*** AVAILABLE DATA

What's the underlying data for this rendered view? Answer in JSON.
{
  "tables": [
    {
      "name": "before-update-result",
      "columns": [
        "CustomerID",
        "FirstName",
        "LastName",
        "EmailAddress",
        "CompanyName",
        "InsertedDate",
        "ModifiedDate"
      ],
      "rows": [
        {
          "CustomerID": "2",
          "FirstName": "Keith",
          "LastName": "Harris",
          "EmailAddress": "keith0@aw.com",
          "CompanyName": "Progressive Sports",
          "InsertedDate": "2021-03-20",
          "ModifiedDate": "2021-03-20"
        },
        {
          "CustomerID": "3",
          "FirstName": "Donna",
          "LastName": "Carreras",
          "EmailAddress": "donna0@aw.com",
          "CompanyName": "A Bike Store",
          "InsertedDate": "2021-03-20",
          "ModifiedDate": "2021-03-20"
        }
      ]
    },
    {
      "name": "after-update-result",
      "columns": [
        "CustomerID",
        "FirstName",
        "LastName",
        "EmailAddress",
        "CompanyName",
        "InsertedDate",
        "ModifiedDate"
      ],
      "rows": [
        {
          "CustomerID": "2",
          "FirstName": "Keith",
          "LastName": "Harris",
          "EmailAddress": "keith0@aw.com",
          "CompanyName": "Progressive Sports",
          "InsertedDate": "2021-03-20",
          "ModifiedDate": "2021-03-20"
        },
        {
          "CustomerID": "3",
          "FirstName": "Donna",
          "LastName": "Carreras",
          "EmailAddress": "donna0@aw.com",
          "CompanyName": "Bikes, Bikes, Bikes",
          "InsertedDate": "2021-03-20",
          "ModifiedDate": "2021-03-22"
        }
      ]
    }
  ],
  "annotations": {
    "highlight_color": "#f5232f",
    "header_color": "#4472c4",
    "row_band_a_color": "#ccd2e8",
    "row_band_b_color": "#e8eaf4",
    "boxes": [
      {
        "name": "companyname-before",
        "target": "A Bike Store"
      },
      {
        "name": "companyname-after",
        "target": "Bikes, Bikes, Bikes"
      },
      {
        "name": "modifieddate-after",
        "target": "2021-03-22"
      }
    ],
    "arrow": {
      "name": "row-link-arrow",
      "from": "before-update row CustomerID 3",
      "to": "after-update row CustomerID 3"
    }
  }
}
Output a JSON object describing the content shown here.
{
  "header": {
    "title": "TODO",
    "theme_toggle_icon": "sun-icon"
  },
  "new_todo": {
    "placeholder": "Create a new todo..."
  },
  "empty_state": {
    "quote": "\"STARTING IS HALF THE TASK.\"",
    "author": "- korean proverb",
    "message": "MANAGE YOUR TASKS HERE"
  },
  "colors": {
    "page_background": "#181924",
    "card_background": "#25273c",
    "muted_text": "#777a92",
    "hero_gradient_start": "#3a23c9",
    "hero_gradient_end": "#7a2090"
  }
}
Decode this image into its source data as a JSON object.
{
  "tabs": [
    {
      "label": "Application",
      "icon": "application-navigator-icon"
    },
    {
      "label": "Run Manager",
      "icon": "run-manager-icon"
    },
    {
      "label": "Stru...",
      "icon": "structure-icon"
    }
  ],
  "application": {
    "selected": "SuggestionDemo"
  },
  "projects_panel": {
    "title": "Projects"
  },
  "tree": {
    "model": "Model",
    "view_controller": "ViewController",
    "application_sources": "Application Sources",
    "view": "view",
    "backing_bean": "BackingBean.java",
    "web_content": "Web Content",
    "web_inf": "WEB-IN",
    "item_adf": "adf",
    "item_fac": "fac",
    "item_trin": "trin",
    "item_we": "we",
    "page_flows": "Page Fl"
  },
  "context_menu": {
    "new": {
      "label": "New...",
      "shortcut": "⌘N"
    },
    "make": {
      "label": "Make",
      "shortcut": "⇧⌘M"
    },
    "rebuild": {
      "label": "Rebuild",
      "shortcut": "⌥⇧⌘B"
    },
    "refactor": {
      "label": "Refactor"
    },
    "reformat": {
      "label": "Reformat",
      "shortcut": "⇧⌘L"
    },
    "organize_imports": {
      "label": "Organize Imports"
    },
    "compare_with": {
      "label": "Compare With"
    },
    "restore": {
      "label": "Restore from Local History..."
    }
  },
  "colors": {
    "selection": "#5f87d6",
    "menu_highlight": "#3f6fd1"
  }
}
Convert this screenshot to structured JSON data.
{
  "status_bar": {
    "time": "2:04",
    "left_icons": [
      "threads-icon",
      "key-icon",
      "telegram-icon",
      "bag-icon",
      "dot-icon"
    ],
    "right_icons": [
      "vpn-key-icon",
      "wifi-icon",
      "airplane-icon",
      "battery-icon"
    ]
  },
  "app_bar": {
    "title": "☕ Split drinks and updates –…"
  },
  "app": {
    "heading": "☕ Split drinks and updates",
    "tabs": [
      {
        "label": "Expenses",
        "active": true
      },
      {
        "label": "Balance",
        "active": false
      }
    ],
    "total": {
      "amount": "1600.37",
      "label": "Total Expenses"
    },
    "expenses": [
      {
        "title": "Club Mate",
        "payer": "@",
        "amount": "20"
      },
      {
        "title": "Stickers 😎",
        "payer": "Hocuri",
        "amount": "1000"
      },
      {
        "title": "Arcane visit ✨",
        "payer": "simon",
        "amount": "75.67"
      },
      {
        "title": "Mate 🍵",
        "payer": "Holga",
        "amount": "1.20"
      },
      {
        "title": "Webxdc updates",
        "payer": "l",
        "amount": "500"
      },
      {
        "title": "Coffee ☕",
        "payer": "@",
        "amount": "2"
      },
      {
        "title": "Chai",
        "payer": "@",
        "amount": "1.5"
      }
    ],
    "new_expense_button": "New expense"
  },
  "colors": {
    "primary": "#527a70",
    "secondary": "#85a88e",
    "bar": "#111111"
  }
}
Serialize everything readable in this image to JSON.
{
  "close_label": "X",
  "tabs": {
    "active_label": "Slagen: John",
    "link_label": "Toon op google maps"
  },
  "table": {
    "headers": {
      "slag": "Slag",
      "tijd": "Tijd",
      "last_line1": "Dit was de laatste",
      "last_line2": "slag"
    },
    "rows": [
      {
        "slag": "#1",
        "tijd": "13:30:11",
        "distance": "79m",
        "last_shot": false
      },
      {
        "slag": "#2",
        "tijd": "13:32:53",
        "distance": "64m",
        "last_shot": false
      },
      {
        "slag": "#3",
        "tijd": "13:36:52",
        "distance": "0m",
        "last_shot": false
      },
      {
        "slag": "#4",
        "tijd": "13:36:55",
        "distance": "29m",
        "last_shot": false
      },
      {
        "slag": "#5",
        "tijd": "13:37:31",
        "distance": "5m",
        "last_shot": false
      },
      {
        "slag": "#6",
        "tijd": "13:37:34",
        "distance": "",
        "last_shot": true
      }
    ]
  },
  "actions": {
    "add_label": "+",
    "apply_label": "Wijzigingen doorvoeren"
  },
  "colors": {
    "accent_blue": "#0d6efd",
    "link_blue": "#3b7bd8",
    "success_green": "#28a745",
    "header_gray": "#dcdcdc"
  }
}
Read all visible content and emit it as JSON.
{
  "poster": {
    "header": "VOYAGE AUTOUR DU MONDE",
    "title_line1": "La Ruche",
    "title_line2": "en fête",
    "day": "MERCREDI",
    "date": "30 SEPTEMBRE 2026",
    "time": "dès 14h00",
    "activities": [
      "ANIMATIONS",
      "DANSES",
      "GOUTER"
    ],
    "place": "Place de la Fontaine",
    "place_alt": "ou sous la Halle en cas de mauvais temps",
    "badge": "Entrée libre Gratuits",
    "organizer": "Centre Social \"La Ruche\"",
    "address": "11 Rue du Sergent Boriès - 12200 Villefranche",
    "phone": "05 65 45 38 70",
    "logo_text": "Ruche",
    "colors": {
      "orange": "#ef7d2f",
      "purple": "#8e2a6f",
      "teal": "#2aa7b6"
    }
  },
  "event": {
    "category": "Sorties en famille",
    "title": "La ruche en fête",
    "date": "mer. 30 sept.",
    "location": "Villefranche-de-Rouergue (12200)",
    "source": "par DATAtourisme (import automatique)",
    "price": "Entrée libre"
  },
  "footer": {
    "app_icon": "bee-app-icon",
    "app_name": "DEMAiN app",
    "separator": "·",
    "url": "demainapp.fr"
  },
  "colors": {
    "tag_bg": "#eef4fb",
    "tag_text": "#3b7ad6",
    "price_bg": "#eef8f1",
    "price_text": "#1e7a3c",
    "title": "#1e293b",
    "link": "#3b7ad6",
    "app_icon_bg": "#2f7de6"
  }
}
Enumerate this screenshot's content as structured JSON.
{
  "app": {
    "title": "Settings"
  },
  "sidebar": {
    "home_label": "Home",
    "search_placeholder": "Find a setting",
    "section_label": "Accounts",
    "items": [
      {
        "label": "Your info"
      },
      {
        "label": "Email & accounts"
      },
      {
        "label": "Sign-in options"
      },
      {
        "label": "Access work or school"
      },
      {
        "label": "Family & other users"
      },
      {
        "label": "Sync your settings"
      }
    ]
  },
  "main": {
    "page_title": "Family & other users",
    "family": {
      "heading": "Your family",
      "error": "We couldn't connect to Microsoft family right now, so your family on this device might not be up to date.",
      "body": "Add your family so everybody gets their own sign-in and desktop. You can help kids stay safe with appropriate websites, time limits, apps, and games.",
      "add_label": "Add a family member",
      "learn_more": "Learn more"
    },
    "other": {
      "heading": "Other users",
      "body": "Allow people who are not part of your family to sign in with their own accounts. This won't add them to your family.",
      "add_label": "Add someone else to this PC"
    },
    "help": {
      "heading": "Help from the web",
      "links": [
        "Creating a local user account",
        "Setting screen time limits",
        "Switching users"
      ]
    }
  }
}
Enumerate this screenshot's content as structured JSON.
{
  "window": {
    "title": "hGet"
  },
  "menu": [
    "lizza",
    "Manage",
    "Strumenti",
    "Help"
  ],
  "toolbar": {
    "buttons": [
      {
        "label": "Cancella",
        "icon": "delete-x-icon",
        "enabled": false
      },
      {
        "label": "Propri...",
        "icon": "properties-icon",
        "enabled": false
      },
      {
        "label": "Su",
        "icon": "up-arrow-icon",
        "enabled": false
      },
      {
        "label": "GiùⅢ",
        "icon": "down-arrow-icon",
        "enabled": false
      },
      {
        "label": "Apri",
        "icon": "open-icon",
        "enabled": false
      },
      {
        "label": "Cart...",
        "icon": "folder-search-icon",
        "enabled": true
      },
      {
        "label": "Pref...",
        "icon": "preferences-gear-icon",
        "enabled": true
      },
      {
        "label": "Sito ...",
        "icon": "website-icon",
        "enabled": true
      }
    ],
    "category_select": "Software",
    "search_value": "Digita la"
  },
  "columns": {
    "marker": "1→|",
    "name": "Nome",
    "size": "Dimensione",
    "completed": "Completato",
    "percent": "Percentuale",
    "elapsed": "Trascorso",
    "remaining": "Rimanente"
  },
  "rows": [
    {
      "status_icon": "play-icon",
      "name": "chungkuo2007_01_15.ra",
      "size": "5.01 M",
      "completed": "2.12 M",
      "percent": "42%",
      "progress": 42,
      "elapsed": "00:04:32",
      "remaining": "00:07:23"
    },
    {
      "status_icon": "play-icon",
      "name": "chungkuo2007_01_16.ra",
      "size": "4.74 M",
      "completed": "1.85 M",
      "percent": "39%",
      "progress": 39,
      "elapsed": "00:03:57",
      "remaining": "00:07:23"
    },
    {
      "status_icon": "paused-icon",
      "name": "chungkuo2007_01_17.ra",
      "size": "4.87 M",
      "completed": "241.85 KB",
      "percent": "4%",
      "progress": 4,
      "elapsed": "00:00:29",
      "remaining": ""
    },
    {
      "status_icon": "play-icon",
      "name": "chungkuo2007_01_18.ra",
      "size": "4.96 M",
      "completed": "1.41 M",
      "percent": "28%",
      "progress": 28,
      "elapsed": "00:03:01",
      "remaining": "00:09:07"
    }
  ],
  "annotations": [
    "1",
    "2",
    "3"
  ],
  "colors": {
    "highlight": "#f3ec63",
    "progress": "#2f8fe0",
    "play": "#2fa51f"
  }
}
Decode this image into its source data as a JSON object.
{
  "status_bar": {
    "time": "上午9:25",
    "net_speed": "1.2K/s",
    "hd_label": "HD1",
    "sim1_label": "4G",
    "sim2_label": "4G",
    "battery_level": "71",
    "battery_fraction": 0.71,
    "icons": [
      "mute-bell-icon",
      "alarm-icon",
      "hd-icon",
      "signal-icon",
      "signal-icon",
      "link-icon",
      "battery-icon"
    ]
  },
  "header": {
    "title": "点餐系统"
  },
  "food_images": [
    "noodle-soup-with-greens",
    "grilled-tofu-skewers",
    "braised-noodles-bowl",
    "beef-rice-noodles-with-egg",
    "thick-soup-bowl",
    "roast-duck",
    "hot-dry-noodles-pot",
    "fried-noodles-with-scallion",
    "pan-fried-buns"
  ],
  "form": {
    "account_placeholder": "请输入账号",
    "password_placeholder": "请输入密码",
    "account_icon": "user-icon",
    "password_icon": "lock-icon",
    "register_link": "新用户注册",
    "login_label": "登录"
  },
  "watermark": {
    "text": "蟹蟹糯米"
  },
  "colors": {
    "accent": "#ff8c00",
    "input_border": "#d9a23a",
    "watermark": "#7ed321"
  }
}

******

» PROBLEM TO WORK ON: Check each line in the records for the word "updates" and say how many have it, with nothing else.

» FINISHED EXERCISE: 3